[start of DATA SHOWN]

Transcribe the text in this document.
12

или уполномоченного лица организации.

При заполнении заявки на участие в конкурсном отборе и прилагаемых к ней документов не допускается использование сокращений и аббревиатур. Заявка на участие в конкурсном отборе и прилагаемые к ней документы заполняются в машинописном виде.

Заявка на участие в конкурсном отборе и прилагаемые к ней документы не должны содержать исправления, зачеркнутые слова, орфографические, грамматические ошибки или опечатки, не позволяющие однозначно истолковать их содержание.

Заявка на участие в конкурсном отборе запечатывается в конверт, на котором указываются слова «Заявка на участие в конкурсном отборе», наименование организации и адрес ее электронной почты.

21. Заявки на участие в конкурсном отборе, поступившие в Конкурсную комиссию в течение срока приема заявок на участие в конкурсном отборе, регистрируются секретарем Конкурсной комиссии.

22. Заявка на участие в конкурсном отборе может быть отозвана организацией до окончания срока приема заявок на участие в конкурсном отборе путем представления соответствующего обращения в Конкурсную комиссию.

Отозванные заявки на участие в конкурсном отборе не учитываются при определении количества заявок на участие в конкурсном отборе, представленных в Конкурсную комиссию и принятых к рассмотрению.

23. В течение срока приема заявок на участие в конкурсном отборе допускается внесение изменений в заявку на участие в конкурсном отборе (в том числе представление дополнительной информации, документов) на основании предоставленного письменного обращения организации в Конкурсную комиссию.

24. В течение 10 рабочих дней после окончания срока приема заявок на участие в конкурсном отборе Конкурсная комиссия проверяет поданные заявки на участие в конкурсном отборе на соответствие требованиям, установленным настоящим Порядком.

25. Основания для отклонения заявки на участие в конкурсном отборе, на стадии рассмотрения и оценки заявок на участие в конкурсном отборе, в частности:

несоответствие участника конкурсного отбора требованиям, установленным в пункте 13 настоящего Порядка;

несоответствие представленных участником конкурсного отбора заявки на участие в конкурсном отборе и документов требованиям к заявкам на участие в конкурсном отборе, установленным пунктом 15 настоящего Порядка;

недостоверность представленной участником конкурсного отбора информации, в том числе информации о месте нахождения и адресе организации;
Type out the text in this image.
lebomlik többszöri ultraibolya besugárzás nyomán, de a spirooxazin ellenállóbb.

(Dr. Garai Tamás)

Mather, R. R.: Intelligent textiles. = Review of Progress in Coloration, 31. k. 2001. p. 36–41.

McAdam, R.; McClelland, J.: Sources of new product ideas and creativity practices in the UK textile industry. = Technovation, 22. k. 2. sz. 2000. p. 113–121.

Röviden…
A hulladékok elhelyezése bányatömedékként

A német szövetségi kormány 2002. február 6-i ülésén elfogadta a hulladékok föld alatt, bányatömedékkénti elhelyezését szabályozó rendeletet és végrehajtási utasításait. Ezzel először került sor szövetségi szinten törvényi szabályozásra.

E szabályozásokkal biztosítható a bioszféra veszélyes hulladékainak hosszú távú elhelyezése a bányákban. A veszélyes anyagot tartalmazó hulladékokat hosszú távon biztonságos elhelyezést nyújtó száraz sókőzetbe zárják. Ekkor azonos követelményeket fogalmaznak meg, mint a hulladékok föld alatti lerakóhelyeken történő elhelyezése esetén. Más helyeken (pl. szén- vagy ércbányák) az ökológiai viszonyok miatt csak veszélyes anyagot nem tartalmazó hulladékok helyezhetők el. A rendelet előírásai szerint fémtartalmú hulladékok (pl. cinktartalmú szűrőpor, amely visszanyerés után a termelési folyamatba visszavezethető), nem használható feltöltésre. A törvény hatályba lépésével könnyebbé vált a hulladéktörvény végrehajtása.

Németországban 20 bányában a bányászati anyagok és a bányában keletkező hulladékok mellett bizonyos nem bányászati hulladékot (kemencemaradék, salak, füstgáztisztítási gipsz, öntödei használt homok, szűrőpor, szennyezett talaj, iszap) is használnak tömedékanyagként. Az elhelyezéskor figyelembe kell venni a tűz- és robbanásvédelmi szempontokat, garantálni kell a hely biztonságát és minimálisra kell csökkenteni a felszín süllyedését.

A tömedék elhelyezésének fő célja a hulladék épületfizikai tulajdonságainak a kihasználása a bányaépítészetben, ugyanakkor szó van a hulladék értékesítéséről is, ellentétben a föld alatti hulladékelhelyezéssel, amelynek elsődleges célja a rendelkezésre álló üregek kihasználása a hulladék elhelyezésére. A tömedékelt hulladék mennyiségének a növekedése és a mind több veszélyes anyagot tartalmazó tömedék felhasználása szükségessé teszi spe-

[end of DATA SHOWN]

### [REQUIRED WORK]
Retype all of the material above with every character intact.

### [FINAL RESULT]
Transcribe the text in this document.
12

или уполномоченного лица организации.

При заполнении заявки на участие в конкурсном отборе и прилагаемых к ней документов не допускается использование сокращений и аббревиатур. Заявка на участие в конкурсном отборе и прилагаемые к ней документы заполняются в машинописном виде.

Заявка на участие в конкурсном отборе и прилагаемые к ней документы не должны содержать исправления, зачеркнутые слова, орфографические, грамматические ошибки или опечатки, не позволяющие однозначно истолковать их содержание.

Заявка на участие в конкурсном отборе запечатывается в конверт, на котором указываются слова «Заявка на участие в конкурсном отборе», наименование организации и адрес ее электронной почты.

21. Заявки на участие в конкурсном отборе, поступившие в Конкурсную комиссию в течение срока приема заявок на участие в конкурсном отборе, регистрируются секретарем Конкурсной комиссии.

22. Заявка на участие в конкурсном отборе может быть отозвана организацией до окончания срока приема заявок на участие в конкурсном отборе путем представления соответствующего обращения в Конкурсную комиссию.

Отозванные заявки на участие в конкурсном отборе не учитываются при определении количества заявок на участие в конкурсном отборе, представленных в Конкурсную комиссию и принятых к рассмотрению.

23. В течение срока приема заявок на участие в конкурсном отборе допускается внесение изменений в заявку на участие в конкурсном отборе (в том числе представление дополнительной информации, документов) на основании предоставленного письменного обращения организации в Конкурсную комиссию.

24. В течение 10 рабочих дней после окончания срока приема заявок на участие в конкурсном отборе Конкурсная комиссия проверяет поданные заявки на участие в конкурсном отборе на соответствие требованиям, установленным настоящим Порядком.

25. Основания для отклонения заявки на участие в конкурсном отборе, на стадии рассмотрения и оценки заявок на участие в конкурсном отборе, в частности:

несоответствие участника конкурсного отбора требованиям, установленным в пункте 13 настоящего Порядка;

несоответствие представленных участником конкурсного отбора заявки на участие в конкурсном отборе и документов требованиям к заявкам на участие в конкурсном отборе, установленным пунктом 15 настоящего Порядка;

недостоверность представленной участником конкурсного отбора информации, в том числе информации о месте нахождения и адресе организации;
Type out the text in this image.
lebomlik többszöri ultraibolya besugárzás nyomán, de a spirooxazin ellenállóbb.

(Dr. Garai Tamás)

Mather, R. R.: Intelligent textiles. = Review of Progress in Coloration, 31. k. 2001. p. 36–41.

McAdam, R.; McClelland, J.: Sources of new product ideas and creativity practices in the UK textile industry. = Technovation, 22. k. 2. sz. 2000. p. 113–121.

Röviden…
A hulladékok elhelyezése bányatömedékként

A német szövetségi kormány 2002. február 6-i ülésén elfogadta a hulladékok föld alatt, bányatömedékkénti elhelyezését szabályozó rendeletet és végrehajtási utasításait. Ezzel először került sor szövetségi szinten törvényi szabályozásra.

E szabályozásokkal biztosítható a bioszféra veszélyes hulladékainak hosszú távú elhelyezése a bányákban. A veszélyes anyagot tartalmazó hulladékokat hosszú távon biztonságos elhelyezést nyújtó száraz sókőzetbe zárják. Ekkor azonos követelményeket fogalmaznak meg, mint a hulladékok föld alatti lerakóhelyeken történő elhelyezése esetén. Más helyeken (pl. szén- vagy ércbányák) az ökológiai viszonyok miatt csak veszélyes anyagot nem tartalmazó hulladékok helyezhetők el. A rendelet előírásai szerint fémtartalmú hulladékok (pl. cinktartalmú szűrőpor, amely visszanyerés után a termelési folyamatba visszavezethető), nem használható feltöltésre. A törvény hatályba lépésével könnyebbé vált a hulladéktörvény végrehajtása.

Németországban 20 bányában a bányászati anyagok és a bányában keletkező hulladékok mellett bizonyos nem bányászati hulladékot (kemencemaradék, salak, füstgáztisztítási gipsz, öntödei használt homok, szűrőpor, szennyezett talaj, iszap) is használnak tömedékanyagként. Az elhelyezéskor figyelembe kell venni a tűz- és robbanásvédelmi szempontokat, garantálni kell a hely biztonságát és minimálisra kell csökkenteni a felszín süllyedését.

A tömedék elhelyezésének fő célja a hulladék épületfizikai tulajdonságainak a kihasználása a bányaépítészetben, ugyanakkor szó van a hulladék értékesítéséről is, ellentétben a föld alatti hulladékelhelyezéssel, amelynek elsődleges célja a rendelkezésre álló üregek kihasználása a hulladék elhelyezésére. A tömedékelt hulladék mennyiségének a növekedése és a mind több veszélyes anyagot tartalmazó tömedék felhasználása szükségessé teszi spe-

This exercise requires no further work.